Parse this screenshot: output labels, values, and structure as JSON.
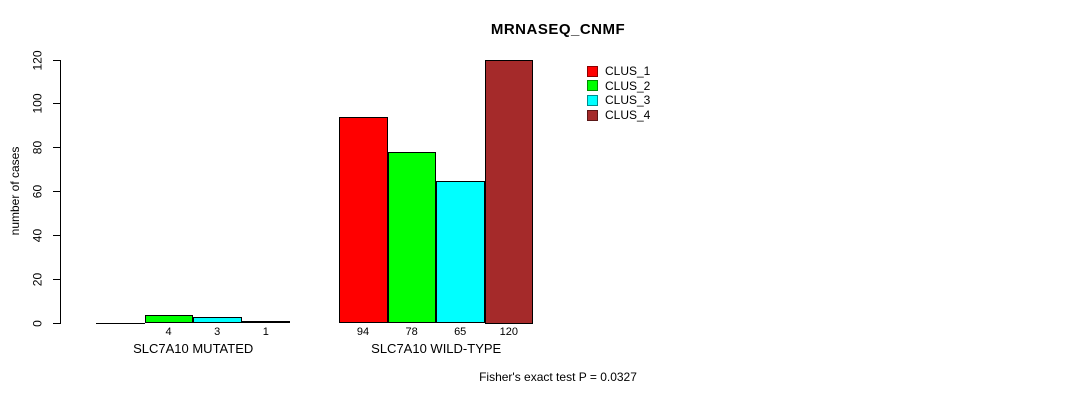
{
  "figure": {
    "title": "MRNASEQ_CNMF",
    "footer": "Fisher's exact test P = 0.0327"
  },
  "chart_data": {
    "type": "bar",
    "title": "MRNASEQ_CNMF",
    "xlabel": "",
    "ylabel": "number of cases",
    "ylim": [
      0,
      120
    ],
    "yticks": [
      0,
      20,
      40,
      60,
      80,
      100,
      120
    ],
    "grid": false,
    "legend_position": "top-right-inside",
    "categories": [
      "SLC7A10 MUTATED",
      "SLC7A10 WILD-TYPE"
    ],
    "series": [
      {
        "name": "CLUS_1",
        "color": "#ff0000",
        "values": [
          0,
          94
        ]
      },
      {
        "name": "CLUS_2",
        "color": "#00ff00",
        "values": [
          4,
          78
        ]
      },
      {
        "name": "CLUS_3",
        "color": "#00ffff",
        "values": [
          3,
          65
        ]
      },
      {
        "name": "CLUS_4",
        "color": "#a52a2a",
        "values": [
          1,
          120
        ]
      }
    ],
    "bar_value_labels": [
      [
        "",
        "4",
        "3",
        "1"
      ],
      [
        "94",
        "78",
        "65",
        "120"
      ]
    ],
    "annotation": "Fisher's exact test P = 0.0327"
  }
}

★ ★ ★ ★

## Assignment
Everything in the entries except the pictures should be returned exactly as given.

## Solution
Parse this screenshot: output labels, values, and structure as JSON.
{
  "figure": {
    "title": "MRNASEQ_CNMF",
    "footer": "Fisher's exact test P = 0.0327"
  },
  "chart_data": {
    "type": "bar",
    "title": "MRNASEQ_CNMF",
    "xlabel": "",
    "ylabel": "number of cases",
    "ylim": [
      0,
      120
    ],
    "yticks": [
      0,
      20,
      40,
      60,
      80,
      100,
      120
    ],
    "grid": false,
    "legend_position": "top-right-inside",
    "categories": [
      "SLC7A10 MUTATED",
      "SLC7A10 WILD-TYPE"
    ],
    "series": [
      {
        "name": "CLUS_1",
        "color": "#ff0000",
        "values": [
          0,
          94
        ]
      },
      {
        "name": "CLUS_2",
        "color": "#00ff00",
        "values": [
          4,
          78
        ]
      },
      {
        "name": "CLUS_3",
        "color": "#00ffff",
        "values": [
          3,
          65
        ]
      },
      {
        "name": "CLUS_4",
        "color": "#a52a2a",
        "values": [
          1,
          120
        ]
      }
    ],
    "bar_value_labels": [
      [
        "",
        "4",
        "3",
        "1"
      ],
      [
        "94",
        "78",
        "65",
        "120"
      ]
    ],
    "annotation": "Fisher's exact test P = 0.0327"
  }
}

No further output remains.